**WHAT THIS TASK INVOLVES:** Please pull out every line that includes the string "Left".
<<<<
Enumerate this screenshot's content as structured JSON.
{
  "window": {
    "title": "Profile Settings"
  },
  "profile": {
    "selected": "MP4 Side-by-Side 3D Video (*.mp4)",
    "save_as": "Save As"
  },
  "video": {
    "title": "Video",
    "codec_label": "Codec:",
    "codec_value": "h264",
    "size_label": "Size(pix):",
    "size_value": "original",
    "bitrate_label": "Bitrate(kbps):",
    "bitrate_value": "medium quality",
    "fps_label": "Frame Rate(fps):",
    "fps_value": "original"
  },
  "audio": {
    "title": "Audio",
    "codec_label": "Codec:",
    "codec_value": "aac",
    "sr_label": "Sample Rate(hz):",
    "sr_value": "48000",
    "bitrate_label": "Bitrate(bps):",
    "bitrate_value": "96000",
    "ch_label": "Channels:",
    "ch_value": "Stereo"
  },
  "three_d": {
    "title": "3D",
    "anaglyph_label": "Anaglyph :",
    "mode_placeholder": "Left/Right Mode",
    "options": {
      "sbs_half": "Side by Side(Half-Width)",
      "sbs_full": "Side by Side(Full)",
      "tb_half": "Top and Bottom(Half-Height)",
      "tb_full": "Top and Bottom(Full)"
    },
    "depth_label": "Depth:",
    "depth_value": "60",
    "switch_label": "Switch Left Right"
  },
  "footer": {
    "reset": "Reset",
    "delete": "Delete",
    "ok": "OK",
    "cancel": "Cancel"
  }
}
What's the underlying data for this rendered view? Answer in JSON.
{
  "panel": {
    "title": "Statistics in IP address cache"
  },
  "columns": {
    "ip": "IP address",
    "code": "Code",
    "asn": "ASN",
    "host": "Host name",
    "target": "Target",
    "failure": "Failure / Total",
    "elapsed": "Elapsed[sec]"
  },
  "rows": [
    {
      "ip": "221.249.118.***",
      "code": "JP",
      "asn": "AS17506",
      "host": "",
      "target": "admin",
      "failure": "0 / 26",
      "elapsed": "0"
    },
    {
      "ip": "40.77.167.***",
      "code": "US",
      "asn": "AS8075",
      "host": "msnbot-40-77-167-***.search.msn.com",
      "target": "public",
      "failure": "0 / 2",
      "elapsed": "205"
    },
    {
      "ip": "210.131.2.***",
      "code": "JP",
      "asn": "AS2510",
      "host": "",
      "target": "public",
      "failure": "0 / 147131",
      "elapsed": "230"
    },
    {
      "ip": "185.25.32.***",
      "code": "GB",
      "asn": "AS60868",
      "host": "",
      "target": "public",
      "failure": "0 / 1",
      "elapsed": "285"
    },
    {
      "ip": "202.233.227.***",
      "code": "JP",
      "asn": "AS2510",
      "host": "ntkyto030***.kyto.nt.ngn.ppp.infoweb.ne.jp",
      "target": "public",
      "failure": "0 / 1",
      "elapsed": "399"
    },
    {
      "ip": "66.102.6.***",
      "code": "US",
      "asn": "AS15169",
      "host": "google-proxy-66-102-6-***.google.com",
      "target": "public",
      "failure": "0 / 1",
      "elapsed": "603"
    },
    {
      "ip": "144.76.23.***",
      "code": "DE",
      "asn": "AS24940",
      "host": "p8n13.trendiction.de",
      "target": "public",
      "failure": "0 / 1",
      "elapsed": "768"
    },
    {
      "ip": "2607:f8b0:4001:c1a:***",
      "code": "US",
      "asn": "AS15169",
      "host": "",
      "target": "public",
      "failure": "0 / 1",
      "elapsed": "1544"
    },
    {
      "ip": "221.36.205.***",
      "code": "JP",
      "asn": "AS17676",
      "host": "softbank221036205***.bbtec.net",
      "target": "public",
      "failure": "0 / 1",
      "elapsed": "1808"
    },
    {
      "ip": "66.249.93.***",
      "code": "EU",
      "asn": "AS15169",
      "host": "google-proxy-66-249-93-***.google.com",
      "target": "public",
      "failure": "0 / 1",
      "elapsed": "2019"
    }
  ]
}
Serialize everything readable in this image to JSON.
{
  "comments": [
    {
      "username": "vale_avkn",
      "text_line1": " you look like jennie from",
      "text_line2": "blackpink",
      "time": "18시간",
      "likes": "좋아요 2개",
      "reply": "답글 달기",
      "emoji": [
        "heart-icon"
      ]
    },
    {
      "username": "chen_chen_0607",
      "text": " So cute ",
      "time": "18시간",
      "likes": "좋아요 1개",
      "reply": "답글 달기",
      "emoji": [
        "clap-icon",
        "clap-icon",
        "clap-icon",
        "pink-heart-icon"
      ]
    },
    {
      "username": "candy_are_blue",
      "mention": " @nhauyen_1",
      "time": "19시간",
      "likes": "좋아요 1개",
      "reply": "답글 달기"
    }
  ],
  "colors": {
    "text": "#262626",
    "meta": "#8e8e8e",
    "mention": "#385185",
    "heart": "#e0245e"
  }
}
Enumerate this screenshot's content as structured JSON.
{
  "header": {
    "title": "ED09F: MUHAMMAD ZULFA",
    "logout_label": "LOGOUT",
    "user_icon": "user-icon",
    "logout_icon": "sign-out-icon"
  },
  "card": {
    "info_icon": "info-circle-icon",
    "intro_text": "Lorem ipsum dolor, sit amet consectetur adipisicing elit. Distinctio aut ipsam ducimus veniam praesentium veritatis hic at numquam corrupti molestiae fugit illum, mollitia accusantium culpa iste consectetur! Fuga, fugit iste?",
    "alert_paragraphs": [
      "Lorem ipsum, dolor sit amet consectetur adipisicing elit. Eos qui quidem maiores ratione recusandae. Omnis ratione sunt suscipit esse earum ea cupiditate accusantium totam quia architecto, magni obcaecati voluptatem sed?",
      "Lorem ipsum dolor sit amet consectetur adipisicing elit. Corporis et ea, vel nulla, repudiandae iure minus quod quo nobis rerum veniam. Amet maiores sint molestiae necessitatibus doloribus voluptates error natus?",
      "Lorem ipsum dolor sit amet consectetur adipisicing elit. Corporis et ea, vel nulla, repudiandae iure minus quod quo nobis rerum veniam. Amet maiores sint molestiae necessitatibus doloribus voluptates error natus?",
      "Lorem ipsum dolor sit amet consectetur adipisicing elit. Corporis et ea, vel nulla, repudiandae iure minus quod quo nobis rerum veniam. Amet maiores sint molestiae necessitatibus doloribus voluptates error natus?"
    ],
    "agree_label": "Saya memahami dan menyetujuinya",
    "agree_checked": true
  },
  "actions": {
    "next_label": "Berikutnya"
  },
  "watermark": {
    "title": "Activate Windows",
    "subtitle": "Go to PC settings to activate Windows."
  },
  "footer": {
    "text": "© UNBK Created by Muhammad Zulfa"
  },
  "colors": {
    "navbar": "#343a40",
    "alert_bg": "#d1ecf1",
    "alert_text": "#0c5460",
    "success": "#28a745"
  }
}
>>>>
**TASK RESPONSE:**
    "mode_placeholder": "Left/Right Mode",
    "switch_label": "Switch Left Right"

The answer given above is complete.